Dataset records on visual material:
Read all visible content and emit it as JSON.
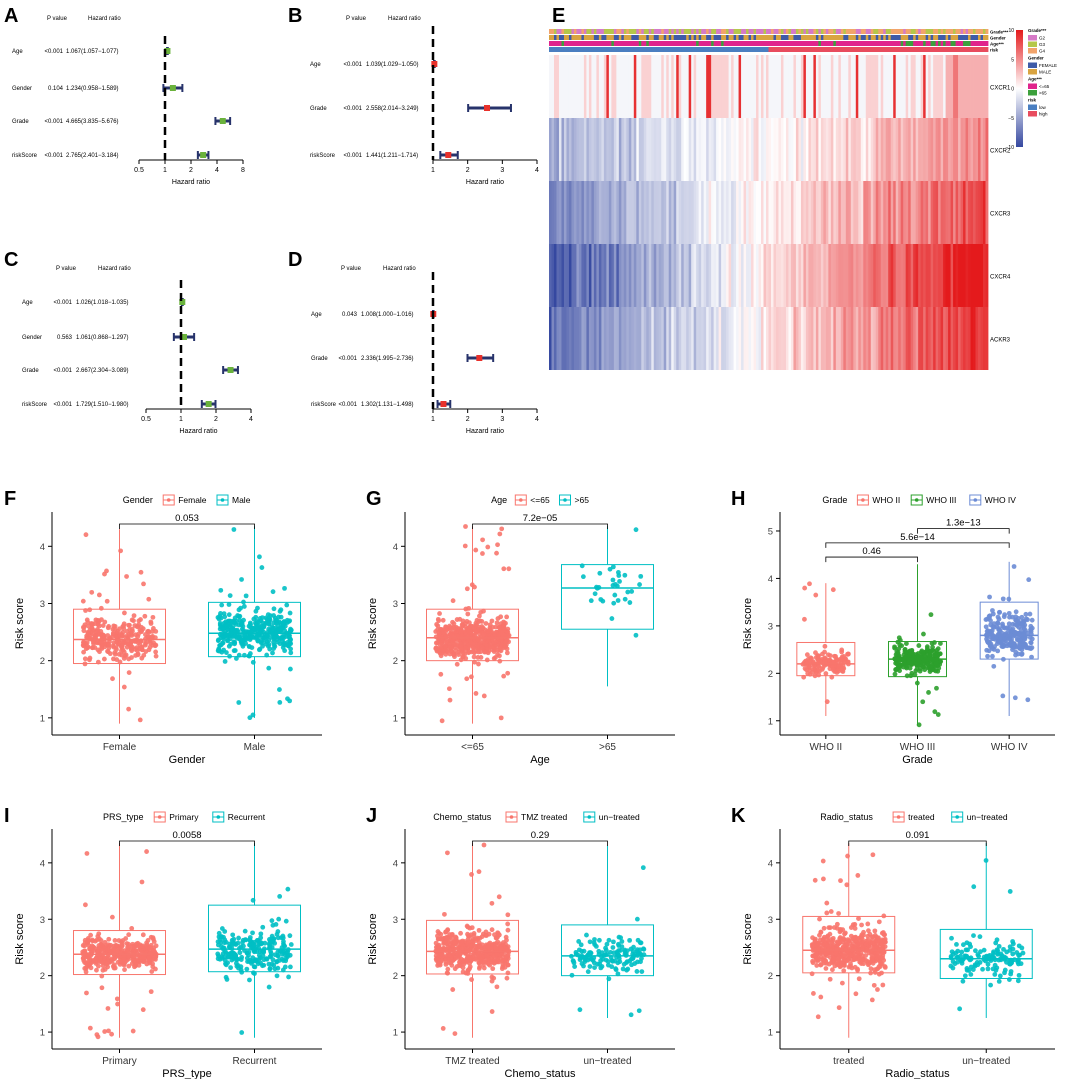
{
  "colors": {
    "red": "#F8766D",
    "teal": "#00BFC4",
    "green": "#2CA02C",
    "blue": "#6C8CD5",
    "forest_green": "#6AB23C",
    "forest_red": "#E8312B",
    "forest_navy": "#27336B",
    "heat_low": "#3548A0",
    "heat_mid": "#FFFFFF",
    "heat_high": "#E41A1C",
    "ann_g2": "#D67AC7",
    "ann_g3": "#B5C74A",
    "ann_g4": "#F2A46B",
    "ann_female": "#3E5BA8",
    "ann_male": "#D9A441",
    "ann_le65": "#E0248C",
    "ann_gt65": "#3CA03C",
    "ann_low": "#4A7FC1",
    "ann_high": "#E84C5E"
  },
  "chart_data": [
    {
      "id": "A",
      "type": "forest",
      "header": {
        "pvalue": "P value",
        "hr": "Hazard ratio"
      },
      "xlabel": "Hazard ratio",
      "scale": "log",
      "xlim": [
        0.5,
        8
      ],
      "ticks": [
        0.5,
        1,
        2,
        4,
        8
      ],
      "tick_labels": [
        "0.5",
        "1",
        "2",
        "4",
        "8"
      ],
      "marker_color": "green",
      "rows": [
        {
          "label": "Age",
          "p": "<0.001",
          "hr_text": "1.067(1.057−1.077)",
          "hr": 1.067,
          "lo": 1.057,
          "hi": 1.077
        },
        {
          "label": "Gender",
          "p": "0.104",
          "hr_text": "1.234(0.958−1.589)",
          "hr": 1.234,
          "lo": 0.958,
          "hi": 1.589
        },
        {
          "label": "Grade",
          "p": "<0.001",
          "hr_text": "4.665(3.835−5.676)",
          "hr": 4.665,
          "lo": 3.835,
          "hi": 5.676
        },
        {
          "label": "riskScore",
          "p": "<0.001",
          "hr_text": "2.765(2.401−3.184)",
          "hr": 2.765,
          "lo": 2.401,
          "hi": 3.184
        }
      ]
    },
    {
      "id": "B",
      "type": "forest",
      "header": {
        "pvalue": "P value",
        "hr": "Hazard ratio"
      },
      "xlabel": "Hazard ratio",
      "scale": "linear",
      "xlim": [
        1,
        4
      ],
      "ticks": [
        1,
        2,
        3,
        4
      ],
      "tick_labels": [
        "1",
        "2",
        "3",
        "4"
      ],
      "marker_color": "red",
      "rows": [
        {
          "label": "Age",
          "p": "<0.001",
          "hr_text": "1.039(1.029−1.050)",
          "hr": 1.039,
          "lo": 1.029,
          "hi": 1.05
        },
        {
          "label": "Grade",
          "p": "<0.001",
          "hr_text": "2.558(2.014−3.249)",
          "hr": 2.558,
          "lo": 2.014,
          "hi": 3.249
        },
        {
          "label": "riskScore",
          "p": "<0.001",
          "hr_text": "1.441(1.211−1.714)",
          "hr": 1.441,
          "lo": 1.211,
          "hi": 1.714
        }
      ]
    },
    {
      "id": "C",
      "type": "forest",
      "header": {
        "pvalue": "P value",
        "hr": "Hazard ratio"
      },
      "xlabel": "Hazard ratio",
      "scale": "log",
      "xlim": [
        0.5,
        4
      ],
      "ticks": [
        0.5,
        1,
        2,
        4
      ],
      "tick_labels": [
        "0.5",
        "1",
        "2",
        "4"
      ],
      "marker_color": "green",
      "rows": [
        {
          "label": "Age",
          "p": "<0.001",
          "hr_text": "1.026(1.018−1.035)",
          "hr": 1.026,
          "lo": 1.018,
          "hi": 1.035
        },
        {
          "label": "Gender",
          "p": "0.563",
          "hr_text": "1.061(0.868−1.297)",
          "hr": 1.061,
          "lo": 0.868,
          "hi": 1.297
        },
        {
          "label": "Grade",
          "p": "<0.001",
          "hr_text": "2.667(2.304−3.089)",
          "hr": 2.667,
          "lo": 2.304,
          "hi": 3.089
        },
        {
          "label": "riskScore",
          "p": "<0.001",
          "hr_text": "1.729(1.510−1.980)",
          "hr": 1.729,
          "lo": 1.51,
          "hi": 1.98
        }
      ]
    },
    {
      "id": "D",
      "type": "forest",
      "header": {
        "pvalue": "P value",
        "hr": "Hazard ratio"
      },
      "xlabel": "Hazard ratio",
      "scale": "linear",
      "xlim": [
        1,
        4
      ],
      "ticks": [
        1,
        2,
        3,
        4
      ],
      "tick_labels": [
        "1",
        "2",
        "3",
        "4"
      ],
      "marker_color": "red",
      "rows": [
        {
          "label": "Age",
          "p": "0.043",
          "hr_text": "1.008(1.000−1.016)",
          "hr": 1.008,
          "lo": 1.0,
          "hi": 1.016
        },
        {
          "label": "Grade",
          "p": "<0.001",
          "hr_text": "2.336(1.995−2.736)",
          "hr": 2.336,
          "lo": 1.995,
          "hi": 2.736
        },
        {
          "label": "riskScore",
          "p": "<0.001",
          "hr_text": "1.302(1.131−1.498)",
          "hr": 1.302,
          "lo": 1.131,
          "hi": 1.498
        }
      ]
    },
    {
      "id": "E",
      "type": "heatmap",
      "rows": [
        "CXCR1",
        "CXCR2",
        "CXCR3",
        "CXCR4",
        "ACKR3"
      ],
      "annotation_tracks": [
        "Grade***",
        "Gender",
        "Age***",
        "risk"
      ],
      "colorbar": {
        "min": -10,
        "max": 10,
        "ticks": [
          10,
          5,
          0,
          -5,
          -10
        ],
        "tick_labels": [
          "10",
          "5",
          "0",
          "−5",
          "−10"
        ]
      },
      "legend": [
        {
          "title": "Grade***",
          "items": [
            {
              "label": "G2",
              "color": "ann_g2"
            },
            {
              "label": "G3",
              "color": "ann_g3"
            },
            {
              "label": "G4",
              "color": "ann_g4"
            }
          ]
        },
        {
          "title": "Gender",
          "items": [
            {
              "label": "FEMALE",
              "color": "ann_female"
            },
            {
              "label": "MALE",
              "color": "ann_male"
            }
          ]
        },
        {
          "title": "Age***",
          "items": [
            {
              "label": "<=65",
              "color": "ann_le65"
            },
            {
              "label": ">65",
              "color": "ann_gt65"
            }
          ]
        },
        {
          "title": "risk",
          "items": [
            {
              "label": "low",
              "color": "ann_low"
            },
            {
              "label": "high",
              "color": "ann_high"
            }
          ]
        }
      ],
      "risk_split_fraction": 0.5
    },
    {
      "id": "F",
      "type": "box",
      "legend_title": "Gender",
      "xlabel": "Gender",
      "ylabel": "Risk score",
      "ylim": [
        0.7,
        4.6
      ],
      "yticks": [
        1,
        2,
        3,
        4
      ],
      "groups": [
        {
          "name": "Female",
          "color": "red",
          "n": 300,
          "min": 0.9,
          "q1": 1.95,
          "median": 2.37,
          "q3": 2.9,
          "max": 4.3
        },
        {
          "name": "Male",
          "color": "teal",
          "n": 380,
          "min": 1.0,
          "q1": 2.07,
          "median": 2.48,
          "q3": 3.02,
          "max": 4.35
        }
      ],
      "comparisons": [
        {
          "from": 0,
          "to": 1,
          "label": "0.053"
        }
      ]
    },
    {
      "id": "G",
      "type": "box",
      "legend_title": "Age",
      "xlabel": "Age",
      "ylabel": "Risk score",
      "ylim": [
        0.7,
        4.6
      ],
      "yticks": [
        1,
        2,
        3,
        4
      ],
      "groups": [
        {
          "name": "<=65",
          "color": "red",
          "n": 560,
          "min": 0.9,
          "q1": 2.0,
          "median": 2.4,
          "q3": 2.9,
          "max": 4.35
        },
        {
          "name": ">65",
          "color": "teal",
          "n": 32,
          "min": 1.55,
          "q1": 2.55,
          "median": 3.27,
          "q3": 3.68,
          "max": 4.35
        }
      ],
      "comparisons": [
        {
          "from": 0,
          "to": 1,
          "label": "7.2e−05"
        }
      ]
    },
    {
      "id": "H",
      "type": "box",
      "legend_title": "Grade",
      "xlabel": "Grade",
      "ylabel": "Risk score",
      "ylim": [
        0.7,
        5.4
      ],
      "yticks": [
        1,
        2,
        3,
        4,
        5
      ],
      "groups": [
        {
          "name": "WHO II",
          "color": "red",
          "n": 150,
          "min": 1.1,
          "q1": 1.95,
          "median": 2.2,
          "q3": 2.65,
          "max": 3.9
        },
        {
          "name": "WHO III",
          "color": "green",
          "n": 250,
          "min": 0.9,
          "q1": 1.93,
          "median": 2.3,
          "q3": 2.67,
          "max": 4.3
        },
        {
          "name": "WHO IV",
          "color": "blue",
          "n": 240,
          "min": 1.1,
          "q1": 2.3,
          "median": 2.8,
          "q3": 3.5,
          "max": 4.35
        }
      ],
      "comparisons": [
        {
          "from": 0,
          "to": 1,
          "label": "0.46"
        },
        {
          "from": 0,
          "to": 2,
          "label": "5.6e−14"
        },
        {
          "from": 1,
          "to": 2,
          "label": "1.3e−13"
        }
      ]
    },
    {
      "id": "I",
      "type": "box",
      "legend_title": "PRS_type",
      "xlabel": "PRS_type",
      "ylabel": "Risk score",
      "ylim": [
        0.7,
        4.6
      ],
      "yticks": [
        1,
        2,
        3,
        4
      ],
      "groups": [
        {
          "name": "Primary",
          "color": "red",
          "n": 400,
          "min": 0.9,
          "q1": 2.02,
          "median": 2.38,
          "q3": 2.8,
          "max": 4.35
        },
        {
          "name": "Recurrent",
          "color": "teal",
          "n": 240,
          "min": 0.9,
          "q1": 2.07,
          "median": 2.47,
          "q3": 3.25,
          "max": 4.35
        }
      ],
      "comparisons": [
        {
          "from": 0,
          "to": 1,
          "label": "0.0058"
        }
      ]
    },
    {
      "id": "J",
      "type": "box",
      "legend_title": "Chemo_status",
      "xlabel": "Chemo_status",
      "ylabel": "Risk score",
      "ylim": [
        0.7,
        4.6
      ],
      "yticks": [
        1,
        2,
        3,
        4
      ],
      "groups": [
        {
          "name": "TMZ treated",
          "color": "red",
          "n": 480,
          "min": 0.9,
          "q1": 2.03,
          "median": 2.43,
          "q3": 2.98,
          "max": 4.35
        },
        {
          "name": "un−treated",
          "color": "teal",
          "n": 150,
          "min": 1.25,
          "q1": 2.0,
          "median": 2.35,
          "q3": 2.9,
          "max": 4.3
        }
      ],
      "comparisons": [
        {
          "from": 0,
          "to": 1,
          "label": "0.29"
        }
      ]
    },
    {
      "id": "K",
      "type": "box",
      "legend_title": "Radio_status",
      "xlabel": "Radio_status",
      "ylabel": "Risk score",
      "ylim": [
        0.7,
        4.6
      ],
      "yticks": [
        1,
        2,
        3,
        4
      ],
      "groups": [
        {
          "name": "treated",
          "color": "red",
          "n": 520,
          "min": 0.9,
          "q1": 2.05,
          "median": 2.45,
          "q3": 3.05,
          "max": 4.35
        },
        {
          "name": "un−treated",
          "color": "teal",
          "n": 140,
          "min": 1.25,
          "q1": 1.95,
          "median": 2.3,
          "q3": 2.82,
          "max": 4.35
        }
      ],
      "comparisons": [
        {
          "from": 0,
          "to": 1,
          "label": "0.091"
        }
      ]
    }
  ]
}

Set exercise: Read the data above and count the lines that include "treated". Answer only with the count.

Output for this task: 4